GIVEN EXERCISE: Show only lines that include "content".

Entries with figure data

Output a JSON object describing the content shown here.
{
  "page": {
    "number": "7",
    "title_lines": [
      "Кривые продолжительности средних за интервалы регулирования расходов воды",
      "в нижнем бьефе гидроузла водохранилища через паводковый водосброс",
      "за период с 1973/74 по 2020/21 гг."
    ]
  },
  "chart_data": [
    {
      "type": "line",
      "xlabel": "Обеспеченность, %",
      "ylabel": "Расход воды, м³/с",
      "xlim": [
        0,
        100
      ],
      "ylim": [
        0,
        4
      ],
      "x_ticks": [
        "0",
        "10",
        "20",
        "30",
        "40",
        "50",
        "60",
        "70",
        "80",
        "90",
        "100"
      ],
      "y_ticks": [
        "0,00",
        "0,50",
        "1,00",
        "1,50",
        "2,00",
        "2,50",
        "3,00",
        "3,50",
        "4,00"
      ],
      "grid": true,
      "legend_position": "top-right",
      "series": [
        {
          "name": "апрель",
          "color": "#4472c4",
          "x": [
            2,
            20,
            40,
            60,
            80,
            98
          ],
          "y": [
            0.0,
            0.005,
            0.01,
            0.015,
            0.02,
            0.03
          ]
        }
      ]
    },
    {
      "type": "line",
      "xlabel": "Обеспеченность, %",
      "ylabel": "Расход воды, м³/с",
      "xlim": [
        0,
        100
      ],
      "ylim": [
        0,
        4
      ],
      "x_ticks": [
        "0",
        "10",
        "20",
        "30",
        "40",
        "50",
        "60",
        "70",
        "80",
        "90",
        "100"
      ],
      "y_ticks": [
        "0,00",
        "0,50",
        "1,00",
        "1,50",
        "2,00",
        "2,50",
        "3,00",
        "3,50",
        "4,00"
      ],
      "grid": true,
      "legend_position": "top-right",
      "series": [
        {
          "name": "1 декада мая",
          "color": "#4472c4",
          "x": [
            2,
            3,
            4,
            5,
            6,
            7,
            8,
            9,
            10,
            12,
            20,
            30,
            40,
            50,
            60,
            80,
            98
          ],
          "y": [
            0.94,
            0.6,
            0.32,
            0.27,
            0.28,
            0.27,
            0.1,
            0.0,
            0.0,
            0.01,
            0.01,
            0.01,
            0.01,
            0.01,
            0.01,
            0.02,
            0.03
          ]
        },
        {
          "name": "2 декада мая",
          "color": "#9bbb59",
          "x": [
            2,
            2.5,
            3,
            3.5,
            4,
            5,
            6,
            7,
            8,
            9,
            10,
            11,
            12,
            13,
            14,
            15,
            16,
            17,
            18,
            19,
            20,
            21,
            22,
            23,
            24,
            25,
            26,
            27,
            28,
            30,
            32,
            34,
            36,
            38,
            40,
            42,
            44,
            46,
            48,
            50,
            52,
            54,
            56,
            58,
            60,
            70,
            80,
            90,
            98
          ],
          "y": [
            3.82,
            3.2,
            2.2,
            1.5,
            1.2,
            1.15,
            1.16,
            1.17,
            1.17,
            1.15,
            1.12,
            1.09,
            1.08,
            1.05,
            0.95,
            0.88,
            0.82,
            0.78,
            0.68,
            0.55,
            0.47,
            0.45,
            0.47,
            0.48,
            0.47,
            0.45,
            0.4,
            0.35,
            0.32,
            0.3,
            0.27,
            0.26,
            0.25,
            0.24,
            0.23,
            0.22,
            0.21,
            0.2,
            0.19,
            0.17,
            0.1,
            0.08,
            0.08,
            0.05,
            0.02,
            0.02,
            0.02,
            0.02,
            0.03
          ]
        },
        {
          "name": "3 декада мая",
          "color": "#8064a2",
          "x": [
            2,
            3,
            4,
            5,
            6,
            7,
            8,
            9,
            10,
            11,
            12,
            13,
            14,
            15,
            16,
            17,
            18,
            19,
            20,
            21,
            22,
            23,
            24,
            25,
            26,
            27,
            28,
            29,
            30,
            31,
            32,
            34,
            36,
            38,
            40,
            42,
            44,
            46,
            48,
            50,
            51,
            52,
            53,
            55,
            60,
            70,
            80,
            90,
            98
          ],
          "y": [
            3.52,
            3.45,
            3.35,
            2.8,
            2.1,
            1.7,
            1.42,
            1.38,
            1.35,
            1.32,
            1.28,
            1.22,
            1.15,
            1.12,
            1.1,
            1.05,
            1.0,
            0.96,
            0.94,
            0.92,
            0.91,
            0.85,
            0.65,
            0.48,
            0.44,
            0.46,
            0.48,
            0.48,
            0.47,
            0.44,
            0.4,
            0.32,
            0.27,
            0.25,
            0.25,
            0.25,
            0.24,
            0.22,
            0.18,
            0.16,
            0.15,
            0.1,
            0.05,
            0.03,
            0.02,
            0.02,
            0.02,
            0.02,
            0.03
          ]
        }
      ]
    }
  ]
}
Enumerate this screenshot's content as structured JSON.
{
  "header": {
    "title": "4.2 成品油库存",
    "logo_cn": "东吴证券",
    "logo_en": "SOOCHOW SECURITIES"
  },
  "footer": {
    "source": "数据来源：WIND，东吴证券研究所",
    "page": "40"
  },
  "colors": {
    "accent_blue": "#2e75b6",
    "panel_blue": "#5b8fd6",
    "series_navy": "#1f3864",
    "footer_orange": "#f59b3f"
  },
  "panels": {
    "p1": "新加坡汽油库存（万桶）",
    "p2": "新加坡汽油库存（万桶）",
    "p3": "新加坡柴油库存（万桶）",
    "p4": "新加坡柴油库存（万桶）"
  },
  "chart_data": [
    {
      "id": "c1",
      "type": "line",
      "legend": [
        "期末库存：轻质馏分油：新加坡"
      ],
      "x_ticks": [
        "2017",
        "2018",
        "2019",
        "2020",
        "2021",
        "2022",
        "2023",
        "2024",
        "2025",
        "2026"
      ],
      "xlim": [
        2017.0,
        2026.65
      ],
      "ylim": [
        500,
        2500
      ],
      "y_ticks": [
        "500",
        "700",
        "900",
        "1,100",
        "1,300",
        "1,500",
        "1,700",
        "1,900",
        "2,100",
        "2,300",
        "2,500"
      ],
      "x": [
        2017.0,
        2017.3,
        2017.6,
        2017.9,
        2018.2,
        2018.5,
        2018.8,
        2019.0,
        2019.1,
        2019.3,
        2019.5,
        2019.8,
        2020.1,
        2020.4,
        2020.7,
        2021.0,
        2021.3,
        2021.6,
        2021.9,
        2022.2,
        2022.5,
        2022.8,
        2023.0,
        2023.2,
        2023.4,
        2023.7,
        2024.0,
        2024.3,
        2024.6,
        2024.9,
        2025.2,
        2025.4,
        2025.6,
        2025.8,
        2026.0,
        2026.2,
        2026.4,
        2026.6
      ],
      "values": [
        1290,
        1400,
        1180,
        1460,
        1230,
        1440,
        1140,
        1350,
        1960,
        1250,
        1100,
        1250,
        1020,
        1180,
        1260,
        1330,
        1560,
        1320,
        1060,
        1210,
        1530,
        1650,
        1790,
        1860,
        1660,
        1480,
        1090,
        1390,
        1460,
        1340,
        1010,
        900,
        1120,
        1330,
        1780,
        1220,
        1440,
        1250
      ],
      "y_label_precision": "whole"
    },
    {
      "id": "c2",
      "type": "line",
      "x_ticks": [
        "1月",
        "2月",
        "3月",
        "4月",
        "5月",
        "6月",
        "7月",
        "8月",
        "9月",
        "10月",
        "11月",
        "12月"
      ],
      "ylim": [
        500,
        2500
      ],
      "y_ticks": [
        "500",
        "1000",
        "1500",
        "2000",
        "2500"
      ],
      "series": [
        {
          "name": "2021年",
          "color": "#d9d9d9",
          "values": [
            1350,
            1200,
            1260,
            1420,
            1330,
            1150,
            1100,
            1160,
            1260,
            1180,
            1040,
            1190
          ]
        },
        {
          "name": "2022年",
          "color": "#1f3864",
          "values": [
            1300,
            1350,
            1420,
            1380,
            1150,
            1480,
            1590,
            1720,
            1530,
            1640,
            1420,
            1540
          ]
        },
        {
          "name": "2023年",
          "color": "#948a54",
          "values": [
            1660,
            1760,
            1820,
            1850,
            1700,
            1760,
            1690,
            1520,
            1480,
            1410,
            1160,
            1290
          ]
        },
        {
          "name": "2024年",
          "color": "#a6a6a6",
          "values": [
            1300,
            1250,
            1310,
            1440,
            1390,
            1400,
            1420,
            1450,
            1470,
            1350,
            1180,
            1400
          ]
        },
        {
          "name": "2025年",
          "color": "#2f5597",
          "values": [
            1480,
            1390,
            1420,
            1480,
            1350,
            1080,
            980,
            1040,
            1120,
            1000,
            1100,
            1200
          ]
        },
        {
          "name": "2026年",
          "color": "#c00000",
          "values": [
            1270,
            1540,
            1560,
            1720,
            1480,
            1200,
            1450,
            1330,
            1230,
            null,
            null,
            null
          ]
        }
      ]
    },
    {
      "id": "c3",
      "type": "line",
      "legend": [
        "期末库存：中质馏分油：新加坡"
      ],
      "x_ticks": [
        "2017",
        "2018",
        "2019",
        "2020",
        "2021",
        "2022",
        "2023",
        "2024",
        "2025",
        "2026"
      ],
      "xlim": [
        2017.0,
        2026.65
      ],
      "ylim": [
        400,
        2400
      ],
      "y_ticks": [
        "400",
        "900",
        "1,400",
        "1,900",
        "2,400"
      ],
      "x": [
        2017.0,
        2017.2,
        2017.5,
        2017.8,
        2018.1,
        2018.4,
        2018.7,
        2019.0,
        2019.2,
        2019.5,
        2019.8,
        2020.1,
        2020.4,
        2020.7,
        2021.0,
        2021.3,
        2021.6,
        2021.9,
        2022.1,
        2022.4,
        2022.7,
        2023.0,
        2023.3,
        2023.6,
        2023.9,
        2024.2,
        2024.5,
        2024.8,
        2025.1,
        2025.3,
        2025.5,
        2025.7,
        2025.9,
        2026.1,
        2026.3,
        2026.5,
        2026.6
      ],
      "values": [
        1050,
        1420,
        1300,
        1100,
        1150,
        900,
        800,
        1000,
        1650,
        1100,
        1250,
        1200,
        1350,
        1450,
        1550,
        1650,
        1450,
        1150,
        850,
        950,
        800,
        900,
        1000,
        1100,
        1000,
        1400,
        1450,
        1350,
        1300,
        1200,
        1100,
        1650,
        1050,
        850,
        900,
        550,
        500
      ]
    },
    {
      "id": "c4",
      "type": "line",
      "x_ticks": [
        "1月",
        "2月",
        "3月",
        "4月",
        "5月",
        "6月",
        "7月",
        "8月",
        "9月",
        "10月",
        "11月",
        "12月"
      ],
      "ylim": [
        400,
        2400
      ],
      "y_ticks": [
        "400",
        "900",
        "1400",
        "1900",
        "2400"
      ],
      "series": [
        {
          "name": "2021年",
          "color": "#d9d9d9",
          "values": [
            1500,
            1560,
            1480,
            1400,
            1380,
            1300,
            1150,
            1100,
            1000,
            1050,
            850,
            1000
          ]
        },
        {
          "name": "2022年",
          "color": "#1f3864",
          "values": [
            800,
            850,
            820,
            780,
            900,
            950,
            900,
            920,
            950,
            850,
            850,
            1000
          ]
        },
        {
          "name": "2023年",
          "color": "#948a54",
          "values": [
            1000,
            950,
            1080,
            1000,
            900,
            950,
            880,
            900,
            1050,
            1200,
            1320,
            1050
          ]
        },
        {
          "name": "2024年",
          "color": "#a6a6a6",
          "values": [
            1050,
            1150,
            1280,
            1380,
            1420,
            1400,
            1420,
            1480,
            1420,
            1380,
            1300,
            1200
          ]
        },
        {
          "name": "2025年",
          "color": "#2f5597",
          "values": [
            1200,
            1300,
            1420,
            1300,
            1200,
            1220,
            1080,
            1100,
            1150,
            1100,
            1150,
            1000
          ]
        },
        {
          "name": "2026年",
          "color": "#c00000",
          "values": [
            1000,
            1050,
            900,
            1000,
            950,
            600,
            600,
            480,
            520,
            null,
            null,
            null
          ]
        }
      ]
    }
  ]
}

SOLUTION TO THE EXERCISE:
Output a JSON object describing the content shown here.
Enumerate this screenshot's content as structured JSON.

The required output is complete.